Please retype each of the rows below word for word, keeping every character, number and line break unchanged.
════════════════════
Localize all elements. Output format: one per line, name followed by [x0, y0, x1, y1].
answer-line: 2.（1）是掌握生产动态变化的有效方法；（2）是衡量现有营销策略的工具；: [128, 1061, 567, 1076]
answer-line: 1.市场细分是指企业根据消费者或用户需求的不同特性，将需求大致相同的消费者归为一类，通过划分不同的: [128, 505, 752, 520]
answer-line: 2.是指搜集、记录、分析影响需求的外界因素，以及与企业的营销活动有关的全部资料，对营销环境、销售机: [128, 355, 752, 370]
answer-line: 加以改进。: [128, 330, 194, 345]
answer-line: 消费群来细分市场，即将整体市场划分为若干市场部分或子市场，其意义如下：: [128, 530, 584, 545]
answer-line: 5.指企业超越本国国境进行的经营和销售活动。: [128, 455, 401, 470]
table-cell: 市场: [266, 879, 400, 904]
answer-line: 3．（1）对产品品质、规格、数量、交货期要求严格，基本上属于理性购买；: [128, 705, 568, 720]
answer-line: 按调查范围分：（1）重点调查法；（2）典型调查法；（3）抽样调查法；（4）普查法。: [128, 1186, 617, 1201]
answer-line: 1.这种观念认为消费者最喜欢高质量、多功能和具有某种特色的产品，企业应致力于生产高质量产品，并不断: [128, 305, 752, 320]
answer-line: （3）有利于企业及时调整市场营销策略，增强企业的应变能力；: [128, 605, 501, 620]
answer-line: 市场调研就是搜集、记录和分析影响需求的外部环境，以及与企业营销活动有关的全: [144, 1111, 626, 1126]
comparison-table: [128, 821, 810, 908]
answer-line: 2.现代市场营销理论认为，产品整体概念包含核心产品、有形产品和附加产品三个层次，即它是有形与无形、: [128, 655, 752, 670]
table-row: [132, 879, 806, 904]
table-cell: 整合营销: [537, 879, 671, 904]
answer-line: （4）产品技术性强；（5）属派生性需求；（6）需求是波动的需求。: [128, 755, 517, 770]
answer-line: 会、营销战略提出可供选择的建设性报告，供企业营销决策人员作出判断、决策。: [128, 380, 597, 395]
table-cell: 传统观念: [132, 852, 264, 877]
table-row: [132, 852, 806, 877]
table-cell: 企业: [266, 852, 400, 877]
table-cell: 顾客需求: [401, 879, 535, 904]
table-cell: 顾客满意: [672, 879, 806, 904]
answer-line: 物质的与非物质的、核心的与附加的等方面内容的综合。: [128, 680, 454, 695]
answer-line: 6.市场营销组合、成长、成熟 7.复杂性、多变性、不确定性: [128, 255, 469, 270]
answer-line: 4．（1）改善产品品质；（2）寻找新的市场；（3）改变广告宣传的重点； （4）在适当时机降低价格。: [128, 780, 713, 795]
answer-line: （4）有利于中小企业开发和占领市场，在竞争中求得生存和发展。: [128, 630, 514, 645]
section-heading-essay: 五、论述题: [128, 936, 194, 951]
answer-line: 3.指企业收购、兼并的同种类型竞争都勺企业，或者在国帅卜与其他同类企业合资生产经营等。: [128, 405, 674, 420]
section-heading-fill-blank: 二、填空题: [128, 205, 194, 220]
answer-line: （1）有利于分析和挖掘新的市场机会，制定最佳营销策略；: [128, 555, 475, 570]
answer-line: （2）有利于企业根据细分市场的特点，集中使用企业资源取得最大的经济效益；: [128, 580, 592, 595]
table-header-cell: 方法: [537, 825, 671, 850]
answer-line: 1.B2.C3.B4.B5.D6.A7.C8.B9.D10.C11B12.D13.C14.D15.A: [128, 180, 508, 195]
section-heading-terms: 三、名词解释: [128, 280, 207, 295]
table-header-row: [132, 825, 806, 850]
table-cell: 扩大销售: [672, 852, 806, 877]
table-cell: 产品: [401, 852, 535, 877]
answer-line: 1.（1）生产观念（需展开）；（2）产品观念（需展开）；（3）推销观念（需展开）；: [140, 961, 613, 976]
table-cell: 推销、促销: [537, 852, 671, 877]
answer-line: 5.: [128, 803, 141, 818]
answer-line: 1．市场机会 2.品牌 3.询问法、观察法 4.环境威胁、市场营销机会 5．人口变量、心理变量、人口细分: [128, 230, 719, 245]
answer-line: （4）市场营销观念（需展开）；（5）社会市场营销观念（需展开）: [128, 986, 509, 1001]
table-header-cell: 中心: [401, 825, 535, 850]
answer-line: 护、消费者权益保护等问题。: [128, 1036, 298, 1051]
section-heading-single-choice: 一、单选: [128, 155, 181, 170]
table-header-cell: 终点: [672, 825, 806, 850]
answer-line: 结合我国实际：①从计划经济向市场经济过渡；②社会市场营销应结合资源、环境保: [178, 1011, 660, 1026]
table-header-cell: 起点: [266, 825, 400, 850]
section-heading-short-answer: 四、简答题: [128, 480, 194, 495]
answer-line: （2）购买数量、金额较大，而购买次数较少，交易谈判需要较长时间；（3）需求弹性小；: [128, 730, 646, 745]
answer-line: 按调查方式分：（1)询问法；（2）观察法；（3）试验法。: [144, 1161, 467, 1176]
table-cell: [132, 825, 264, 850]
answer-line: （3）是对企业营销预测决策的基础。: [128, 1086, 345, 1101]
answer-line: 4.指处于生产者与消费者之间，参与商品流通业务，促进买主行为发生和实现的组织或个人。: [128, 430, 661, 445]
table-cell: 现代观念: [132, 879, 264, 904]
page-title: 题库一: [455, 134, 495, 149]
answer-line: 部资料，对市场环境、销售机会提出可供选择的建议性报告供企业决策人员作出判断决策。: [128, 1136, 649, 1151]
════════════════════
* **THE RESULT**
Localize all elements. Output format: one per line, name followed by [x0, y0, x1, y1].
answer-line: 2.（1）是掌握生产动态变化的有效方法；（2）是衡量现有营销策略的工具；: [128, 1061, 567, 1076]
answer-line: 1.市场细分是指企业根据消费者或用户需求的不同特性，将需求大致相同的消费者归为一类，通过划分不同的: [128, 505, 752, 520]
answer-line: 2.是指搜集、记录、分析影响需求的外界因素，以及与企业的营销活动有关的全部资料，对营销环境、销售机: [128, 355, 752, 370]
answer-line: 加以改进。: [128, 330, 194, 345]
answer-line: 消费群来细分市场，即将整体市场划分为若干市场部分或子市场，其意义如下：: [128, 530, 584, 545]
answer-line: 5.指企业超越本国国境进行的经营和销售活动。: [128, 455, 401, 470]
table-cell: 市场: [266, 879, 400, 904]
answer-line: 3．（1）对产品品质、规格、数量、交货期要求严格，基本上属于理性购买；: [128, 705, 568, 720]
answer-line: 按调查范围分：（1）重点调查法；（2）典型调查法；（3）抽样调查法；（4）普查法。: [128, 1186, 617, 1201]
answer-line: 1.这种观念认为消费者最喜欢高质量、多功能和具有某种特色的产品，企业应致力于生产高质量产品，并不断: [128, 305, 752, 320]
answer-line: （3）有利于企业及时调整市场营销策略，增强企业的应变能力；: [128, 605, 501, 620]
answer-line: 市场调研就是搜集、记录和分析影响需求的外部环境，以及与企业营销活动有关的全: [144, 1111, 626, 1126]
comparison-table: [128, 821, 810, 908]
answer-line: 2.现代市场营销理论认为，产品整体概念包含核心产品、有形产品和附加产品三个层次，即它是有形与无形、: [128, 655, 752, 670]
table-row: [132, 879, 806, 904]
table-cell: 整合营销: [537, 879, 671, 904]
answer-line: （4）产品技术性强；（5）属派生性需求；（6）需求是波动的需求。: [128, 755, 517, 770]
answer-line: 会、营销战略提出可供选择的建设性报告，供企业营销决策人员作出判断、决策。: [128, 380, 597, 395]
table-cell: 传统观念: [132, 852, 264, 877]
table-row: [132, 852, 806, 877]
table-cell: 企业: [266, 852, 400, 877]
table-cell: 顾客需求: [401, 879, 535, 904]
table-cell: 顾客满意: [672, 879, 806, 904]
answer-line: 物质的与非物质的、核心的与附加的等方面内容的综合。: [128, 680, 454, 695]
answer-line: 6.市场营销组合、成长、成熟 7.复杂性、多变性、不确定性: [128, 255, 469, 270]
answer-line: 4．（1）改善产品品质；（2）寻找新的市场；（3）改变广告宣传的重点； （4）在适当时机降低价格。: [128, 780, 713, 795]
answer-line: （4）有利于中小企业开发和占领市场，在竞争中求得生存和发展。: [128, 630, 514, 645]
section-heading-essay: 五、论述题: [128, 936, 194, 951]
answer-line: 3.指企业收购、兼并的同种类型竞争都勺企业，或者在国帅卜与其他同类企业合资生产经营等。: [128, 405, 674, 420]
section-heading-fill-blank: 二、填空题: [128, 205, 194, 220]
answer-line: （1）有利于分析和挖掘新的市场机会，制定最佳营销策略；: [128, 555, 475, 570]
answer-line: （2）有利于企业根据细分市场的特点，集中使用企业资源取得最大的经济效益；: [128, 580, 592, 595]
table-header-cell: 方法: [537, 825, 671, 850]
answer-line: 1.B2.C3.B4.B5.D6.A7.C8.B9.D10.C11B12.D13.C14.D15.A: [128, 180, 508, 195]
section-heading-terms: 三、名词解释: [128, 280, 207, 295]
table-header-row: [132, 825, 806, 850]
table-cell: 扩大销售: [672, 852, 806, 877]
table-cell: 产品: [401, 852, 535, 877]
answer-line: 1.（1）生产观念（需展开）；（2）产品观念（需展开）；（3）推销观念（需展开）；: [140, 961, 613, 976]
table-cell: 推销、促销: [537, 852, 671, 877]
answer-line: 5.: [128, 803, 141, 818]
answer-line: 1．市场机会 2.品牌 3.询问法、观察法 4.环境威胁、市场营销机会 5．人口变量、心理变量、人口细分: [128, 230, 719, 245]
answer-line: （4）市场营销观念（需展开）；（5）社会市场营销观念（需展开）: [128, 986, 509, 1001]
table-header-cell: 中心: [401, 825, 535, 850]
answer-line: 护、消费者权益保护等问题。: [128, 1036, 298, 1051]
section-heading-single-choice: 一、单选: [128, 155, 181, 170]
table-header-cell: 终点: [672, 825, 806, 850]
answer-line: 结合我国实际：①从计划经济向市场经济过渡；②社会市场营销应结合资源、环境保: [178, 1011, 660, 1026]
table-header-cell: 起点: [266, 825, 400, 850]
section-heading-short-answer: 四、简答题: [128, 480, 194, 495]
answer-line: （2）购买数量、金额较大，而购买次数较少，交易谈判需要较长时间；（3）需求弹性小；: [128, 730, 646, 745]
answer-line: 按调查方式分：（1)询问法；（2）观察法；（3）试验法。: [144, 1161, 467, 1176]
table-cell: [132, 825, 264, 850]
answer-line: （3）是对企业营销预测决策的基础。: [128, 1086, 345, 1101]
answer-line: 4.指处于生产者与消费者之间，参与商品流通业务，促进买主行为发生和实现的组织或个人。: [128, 430, 661, 445]
table-cell: 现代观念: [132, 879, 264, 904]
page-title: 题库一: [455, 134, 495, 149]
answer-line: 部资料，对市场环境、销售机会提出可供选择的建议性报告供企业决策人员作出判断决策。: [128, 1136, 649, 1151]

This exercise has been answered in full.